**Task requirements**
Retype the data below without altering anything.

Recorded data:

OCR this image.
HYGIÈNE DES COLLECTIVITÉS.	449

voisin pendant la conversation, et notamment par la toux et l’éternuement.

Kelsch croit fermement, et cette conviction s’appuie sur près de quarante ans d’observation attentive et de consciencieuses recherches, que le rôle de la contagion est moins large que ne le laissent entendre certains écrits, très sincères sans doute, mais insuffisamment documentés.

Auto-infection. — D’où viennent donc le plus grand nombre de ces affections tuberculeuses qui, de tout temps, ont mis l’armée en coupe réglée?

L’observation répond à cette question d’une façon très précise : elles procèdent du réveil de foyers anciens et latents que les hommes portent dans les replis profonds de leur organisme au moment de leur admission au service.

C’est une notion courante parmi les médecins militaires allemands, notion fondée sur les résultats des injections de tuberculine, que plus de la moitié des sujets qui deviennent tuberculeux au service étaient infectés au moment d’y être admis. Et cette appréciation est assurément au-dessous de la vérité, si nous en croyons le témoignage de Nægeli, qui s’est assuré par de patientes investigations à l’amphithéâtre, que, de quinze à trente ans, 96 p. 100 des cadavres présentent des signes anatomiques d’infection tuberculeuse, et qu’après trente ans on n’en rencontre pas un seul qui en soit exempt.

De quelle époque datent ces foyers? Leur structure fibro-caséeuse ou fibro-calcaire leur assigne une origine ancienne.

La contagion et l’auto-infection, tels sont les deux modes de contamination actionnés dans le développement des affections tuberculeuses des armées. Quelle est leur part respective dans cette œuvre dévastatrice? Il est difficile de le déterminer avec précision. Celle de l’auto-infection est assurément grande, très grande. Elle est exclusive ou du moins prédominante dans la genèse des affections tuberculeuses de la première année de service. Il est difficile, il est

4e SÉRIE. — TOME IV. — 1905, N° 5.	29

**Result for this exercise**
OCR this image.
HYGIÈNE DES COLLECTIVITÉS.	449

voisin pendant la conversation, et notamment par la toux et l’éternuement.

Kelsch croit fermement, et cette conviction s’appuie sur près de quarante ans d’observation attentive et de consciencieuses recherches, que le rôle de la contagion est moins large que ne le laissent entendre certains écrits, très sincères sans doute, mais insuffisamment documentés.

Auto-infection. — D’où viennent donc le plus grand nombre de ces affections tuberculeuses qui, de tout temps, ont mis l’armée en coupe réglée?

L’observation répond à cette question d’une façon très précise : elles procèdent du réveil de foyers anciens et latents que les hommes portent dans les replis profonds de leur organisme au moment de leur admission au service.

C’est une notion courante parmi les médecins militaires allemands, notion fondée sur les résultats des injections de tuberculine, que plus de la moitié des sujets qui deviennent tuberculeux au service étaient infectés au moment d’y être admis. Et cette appréciation est assurément au-dessous de la vérité, si nous en croyons le témoignage de Nægeli, qui s’est assuré par de patientes investigations à l’amphithéâtre, que, de quinze à trente ans, 96 p. 100 des cadavres présentent des signes anatomiques d’infection tuberculeuse, et qu’après trente ans on n’en rencontre pas un seul qui en soit exempt.

De quelle époque datent ces foyers? Leur structure fibro-caséeuse ou fibro-calcaire leur assigne une origine ancienne.

La contagion et l’auto-infection, tels sont les deux modes de contamination actionnés dans le développement des affections tuberculeuses des armées. Quelle est leur part respective dans cette œuvre dévastatrice? Il est difficile de le déterminer avec précision. Celle de l’auto-infection est assurément grande, très grande. Elle est exclusive ou du moins prédominante dans la genèse des affections tuberculeuses de la première année de service. Il est difficile, il est

4e SÉRIE. — TOME IV. — 1905, N° 5.	29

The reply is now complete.